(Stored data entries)
——————
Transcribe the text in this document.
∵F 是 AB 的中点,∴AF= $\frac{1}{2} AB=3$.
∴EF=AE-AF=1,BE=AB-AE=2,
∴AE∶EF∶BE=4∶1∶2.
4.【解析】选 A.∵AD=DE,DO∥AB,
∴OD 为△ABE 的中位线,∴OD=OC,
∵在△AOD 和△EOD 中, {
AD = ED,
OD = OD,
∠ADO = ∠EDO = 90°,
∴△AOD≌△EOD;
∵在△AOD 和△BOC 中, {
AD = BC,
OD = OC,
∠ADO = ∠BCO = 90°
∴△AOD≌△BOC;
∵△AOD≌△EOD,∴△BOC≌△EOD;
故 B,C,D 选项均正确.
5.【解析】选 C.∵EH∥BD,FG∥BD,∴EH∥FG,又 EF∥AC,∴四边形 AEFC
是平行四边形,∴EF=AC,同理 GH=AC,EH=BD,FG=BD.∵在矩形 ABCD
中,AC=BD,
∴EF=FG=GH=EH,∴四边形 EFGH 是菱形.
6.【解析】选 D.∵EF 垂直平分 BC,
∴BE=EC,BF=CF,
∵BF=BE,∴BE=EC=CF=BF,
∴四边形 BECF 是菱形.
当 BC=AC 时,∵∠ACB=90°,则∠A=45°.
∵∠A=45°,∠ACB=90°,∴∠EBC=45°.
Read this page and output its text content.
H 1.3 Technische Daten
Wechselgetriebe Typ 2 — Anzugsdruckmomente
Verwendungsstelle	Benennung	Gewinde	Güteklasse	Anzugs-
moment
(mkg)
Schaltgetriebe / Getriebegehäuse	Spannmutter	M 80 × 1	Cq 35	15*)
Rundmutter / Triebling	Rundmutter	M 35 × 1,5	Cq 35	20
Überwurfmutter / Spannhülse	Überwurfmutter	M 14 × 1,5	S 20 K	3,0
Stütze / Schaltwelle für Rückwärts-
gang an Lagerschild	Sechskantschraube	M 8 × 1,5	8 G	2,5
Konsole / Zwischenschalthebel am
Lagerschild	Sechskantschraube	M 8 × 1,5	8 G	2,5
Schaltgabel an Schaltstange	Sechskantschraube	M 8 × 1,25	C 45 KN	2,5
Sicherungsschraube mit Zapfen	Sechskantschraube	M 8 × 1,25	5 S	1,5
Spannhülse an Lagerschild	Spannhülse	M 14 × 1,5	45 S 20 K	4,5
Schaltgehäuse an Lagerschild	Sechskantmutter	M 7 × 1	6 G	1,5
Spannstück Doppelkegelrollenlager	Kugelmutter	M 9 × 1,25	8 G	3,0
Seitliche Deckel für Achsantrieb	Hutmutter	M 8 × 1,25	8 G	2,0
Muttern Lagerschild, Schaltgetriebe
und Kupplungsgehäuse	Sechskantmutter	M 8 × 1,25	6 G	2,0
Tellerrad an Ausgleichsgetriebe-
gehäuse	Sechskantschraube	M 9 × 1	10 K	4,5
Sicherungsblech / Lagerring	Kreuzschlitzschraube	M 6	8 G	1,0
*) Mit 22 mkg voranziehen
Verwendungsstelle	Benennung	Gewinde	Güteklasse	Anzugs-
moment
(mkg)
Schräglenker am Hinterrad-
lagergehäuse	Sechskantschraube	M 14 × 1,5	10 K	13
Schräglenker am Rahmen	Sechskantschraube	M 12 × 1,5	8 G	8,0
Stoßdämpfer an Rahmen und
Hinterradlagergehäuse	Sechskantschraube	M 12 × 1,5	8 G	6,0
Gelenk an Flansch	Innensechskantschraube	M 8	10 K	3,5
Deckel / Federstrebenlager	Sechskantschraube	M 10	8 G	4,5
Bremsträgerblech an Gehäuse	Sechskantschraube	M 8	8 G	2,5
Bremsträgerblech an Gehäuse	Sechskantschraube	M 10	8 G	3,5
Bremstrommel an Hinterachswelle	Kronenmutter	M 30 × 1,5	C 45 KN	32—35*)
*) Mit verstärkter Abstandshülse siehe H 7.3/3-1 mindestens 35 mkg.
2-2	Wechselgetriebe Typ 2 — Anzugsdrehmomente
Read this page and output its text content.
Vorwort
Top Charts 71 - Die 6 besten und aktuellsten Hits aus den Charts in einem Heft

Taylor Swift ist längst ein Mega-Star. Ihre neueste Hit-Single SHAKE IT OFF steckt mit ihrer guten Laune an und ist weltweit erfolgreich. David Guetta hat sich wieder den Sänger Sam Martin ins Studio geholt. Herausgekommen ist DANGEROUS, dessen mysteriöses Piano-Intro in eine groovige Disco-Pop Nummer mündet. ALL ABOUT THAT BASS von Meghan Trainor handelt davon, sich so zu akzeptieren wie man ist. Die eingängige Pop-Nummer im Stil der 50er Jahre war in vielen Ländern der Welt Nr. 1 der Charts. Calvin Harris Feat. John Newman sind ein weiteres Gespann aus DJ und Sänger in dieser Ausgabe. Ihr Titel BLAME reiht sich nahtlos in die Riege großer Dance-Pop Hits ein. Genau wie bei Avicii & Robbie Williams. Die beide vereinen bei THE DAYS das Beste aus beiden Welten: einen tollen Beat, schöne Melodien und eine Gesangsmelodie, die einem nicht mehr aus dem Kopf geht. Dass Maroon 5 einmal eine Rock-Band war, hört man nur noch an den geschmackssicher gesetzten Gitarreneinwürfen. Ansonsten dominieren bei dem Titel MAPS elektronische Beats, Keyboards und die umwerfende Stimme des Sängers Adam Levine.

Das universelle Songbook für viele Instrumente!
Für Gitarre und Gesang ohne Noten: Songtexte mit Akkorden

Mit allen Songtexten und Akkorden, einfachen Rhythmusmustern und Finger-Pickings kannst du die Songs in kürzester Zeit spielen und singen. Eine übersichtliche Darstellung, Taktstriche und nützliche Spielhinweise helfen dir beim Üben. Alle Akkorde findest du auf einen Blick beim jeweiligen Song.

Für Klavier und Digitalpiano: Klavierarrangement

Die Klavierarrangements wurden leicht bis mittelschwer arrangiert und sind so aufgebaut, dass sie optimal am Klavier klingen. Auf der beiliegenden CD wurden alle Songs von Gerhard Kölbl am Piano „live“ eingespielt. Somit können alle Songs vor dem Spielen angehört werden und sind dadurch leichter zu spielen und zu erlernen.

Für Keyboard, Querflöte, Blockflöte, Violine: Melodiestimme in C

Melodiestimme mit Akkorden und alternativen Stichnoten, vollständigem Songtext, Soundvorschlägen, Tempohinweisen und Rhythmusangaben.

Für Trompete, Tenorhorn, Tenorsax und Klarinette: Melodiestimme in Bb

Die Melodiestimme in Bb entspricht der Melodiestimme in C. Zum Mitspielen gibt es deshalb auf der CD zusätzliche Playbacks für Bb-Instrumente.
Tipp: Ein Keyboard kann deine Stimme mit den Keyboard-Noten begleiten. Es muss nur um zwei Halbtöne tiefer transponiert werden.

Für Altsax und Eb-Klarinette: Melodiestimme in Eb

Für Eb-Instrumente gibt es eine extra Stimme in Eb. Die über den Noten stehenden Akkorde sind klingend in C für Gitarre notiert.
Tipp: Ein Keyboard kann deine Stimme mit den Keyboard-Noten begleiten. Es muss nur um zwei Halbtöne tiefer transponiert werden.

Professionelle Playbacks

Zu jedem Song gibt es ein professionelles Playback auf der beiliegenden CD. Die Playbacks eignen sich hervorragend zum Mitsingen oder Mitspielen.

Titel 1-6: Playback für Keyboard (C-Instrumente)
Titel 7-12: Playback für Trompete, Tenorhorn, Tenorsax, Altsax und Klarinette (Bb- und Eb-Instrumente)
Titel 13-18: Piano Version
——————
▶ [WRITTEN EXERCISE] Extract all of the material exactly as it is written.

▶ [TASK RESULT]
Transcribe the text in this document.
∵F 是 AB 的中点,∴AF= $\frac{1}{2} AB=3$.
∴EF=AE-AF=1,BE=AB-AE=2,
∴AE∶EF∶BE=4∶1∶2.
4.【解析】选 A.∵AD=DE,DO∥AB,
∴OD 为△ABE 的中位线,∴OD=OC,
∵在△AOD 和△EOD 中, {
AD = ED,
OD = OD,
∠ADO = ∠EDO = 90°,
∴△AOD≌△EOD;
∵在△AOD 和△BOC 中, {
AD = BC,
OD = OC,
∠ADO = ∠BCO = 90°
∴△AOD≌△BOC;
∵△AOD≌△EOD,∴△BOC≌△EOD;
故 B,C,D 选项均正确.
5.【解析】选 C.∵EH∥BD,FG∥BD,∴EH∥FG,又 EF∥AC,∴四边形 AEFC
是平行四边形,∴EF=AC,同理 GH=AC,EH=BD,FG=BD.∵在矩形 ABCD
中,AC=BD,
∴EF=FG=GH=EH,∴四边形 EFGH 是菱形.
6.【解析】选 D.∵EF 垂直平分 BC,
∴BE=EC,BF=CF,
∵BF=BE,∴BE=EC=CF=BF,
∴四边形 BECF 是菱形.
当 BC=AC 时,∵∠ACB=90°,则∠A=45°.
∵∠A=45°,∠ACB=90°,∴∠EBC=45°.
Read this page and output its text content.
H 1.3 Technische Daten
Wechselgetriebe Typ 2 — Anzugsdruckmomente
Verwendungsstelle	Benennung	Gewinde	Güteklasse	Anzugs-
moment
(mkg)
Schaltgetriebe / Getriebegehäuse	Spannmutter	M 80 × 1	Cq 35	15*)
Rundmutter / Triebling	Rundmutter	M 35 × 1,5	Cq 35	20
Überwurfmutter / Spannhülse	Überwurfmutter	M 14 × 1,5	S 20 K	3,0
Stütze / Schaltwelle für Rückwärts-
gang an Lagerschild	Sechskantschraube	M 8 × 1,5	8 G	2,5
Konsole / Zwischenschalthebel am
Lagerschild	Sechskantschraube	M 8 × 1,5	8 G	2,5
Schaltgabel an Schaltstange	Sechskantschraube	M 8 × 1,25	C 45 KN	2,5
Sicherungsschraube mit Zapfen	Sechskantschraube	M 8 × 1,25	5 S	1,5
Spannhülse an Lagerschild	Spannhülse	M 14 × 1,5	45 S 20 K	4,5
Schaltgehäuse an Lagerschild	Sechskantmutter	M 7 × 1	6 G	1,5
Spannstück Doppelkegelrollenlager	Kugelmutter	M 9 × 1,25	8 G	3,0
Seitliche Deckel für Achsantrieb	Hutmutter	M 8 × 1,25	8 G	2,0
Muttern Lagerschild, Schaltgetriebe
und Kupplungsgehäuse	Sechskantmutter	M 8 × 1,25	6 G	2,0
Tellerrad an Ausgleichsgetriebe-
gehäuse	Sechskantschraube	M 9 × 1	10 K	4,5
Sicherungsblech / Lagerring	Kreuzschlitzschraube	M 6	8 G	1,0
*) Mit 22 mkg voranziehen
Verwendungsstelle	Benennung	Gewinde	Güteklasse	Anzugs-
moment
(mkg)
Schräglenker am Hinterrad-
lagergehäuse	Sechskantschraube	M 14 × 1,5	10 K	13
Schräglenker am Rahmen	Sechskantschraube	M 12 × 1,5	8 G	8,0
Stoßdämpfer an Rahmen und
Hinterradlagergehäuse	Sechskantschraube	M 12 × 1,5	8 G	6,0
Gelenk an Flansch	Innensechskantschraube	M 8	10 K	3,5
Deckel / Federstrebenlager	Sechskantschraube	M 10	8 G	4,5
Bremsträgerblech an Gehäuse	Sechskantschraube	M 8	8 G	2,5
Bremsträgerblech an Gehäuse	Sechskantschraube	M 10	8 G	3,5
Bremstrommel an Hinterachswelle	Kronenmutter	M 30 × 1,5	C 45 KN	32—35*)
*) Mit verstärkter Abstandshülse siehe H 7.3/3-1 mindestens 35 mkg.
2-2	Wechselgetriebe Typ 2 — Anzugsdrehmomente
Read this page and output its text content.
Vorwort
Top Charts 71 - Die 6 besten und aktuellsten Hits aus den Charts in einem Heft

Taylor Swift ist längst ein Mega-Star. Ihre neueste Hit-Single SHAKE IT OFF steckt mit ihrer guten Laune an und ist weltweit erfolgreich. David Guetta hat sich wieder den Sänger Sam Martin ins Studio geholt. Herausgekommen ist DANGEROUS, dessen mysteriöses Piano-Intro in eine groovige Disco-Pop Nummer mündet. ALL ABOUT THAT BASS von Meghan Trainor handelt davon, sich so zu akzeptieren wie man ist. Die eingängige Pop-Nummer im Stil der 50er Jahre war in vielen Ländern der Welt Nr. 1 der Charts. Calvin Harris Feat. John Newman sind ein weiteres Gespann aus DJ und Sänger in dieser Ausgabe. Ihr Titel BLAME reiht sich nahtlos in die Riege großer Dance-Pop Hits ein. Genau wie bei Avicii & Robbie Williams. Die beide vereinen bei THE DAYS das Beste aus beiden Welten: einen tollen Beat, schöne Melodien und eine Gesangsmelodie, die einem nicht mehr aus dem Kopf geht. Dass Maroon 5 einmal eine Rock-Band war, hört man nur noch an den geschmackssicher gesetzten Gitarreneinwürfen. Ansonsten dominieren bei dem Titel MAPS elektronische Beats, Keyboards und die umwerfende Stimme des Sängers Adam Levine.

Das universelle Songbook für viele Instrumente!
Für Gitarre und Gesang ohne Noten: Songtexte mit Akkorden

Mit allen Songtexten und Akkorden, einfachen Rhythmusmustern und Finger-Pickings kannst du die Songs in kürzester Zeit spielen und singen. Eine übersichtliche Darstellung, Taktstriche und nützliche Spielhinweise helfen dir beim Üben. Alle Akkorde findest du auf einen Blick beim jeweiligen Song.

Für Klavier und Digitalpiano: Klavierarrangement

Die Klavierarrangements wurden leicht bis mittelschwer arrangiert und sind so aufgebaut, dass sie optimal am Klavier klingen. Auf der beiliegenden CD wurden alle Songs von Gerhard Kölbl am Piano „live“ eingespielt. Somit können alle Songs vor dem Spielen angehört werden und sind dadurch leichter zu spielen und zu erlernen.

Für Keyboard, Querflöte, Blockflöte, Violine: Melodiestimme in C

Melodiestimme mit Akkorden und alternativen Stichnoten, vollständigem Songtext, Soundvorschlägen, Tempohinweisen und Rhythmusangaben.

Für Trompete, Tenorhorn, Tenorsax und Klarinette: Melodiestimme in Bb

Die Melodiestimme in Bb entspricht der Melodiestimme in C. Zum Mitspielen gibt es deshalb auf der CD zusätzliche Playbacks für Bb-Instrumente.
Tipp: Ein Keyboard kann deine Stimme mit den Keyboard-Noten begleiten. Es muss nur um zwei Halbtöne tiefer transponiert werden.

Für Altsax und Eb-Klarinette: Melodiestimme in Eb

Für Eb-Instrumente gibt es eine extra Stimme in Eb. Die über den Noten stehenden Akkorde sind klingend in C für Gitarre notiert.
Tipp: Ein Keyboard kann deine Stimme mit den Keyboard-Noten begleiten. Es muss nur um zwei Halbtöne tiefer transponiert werden.

Professionelle Playbacks

Zu jedem Song gibt es ein professionelles Playback auf der beiliegenden CD. Die Playbacks eignen sich hervorragend zum Mitsingen oder Mitspielen.

Titel 1-6: Playback für Keyboard (C-Instrumente)
Titel 7-12: Playback für Trompete, Tenorhorn, Tenorsax, Altsax und Klarinette (Bb- und Eb-Instrumente)
Titel 13-18: Piano Version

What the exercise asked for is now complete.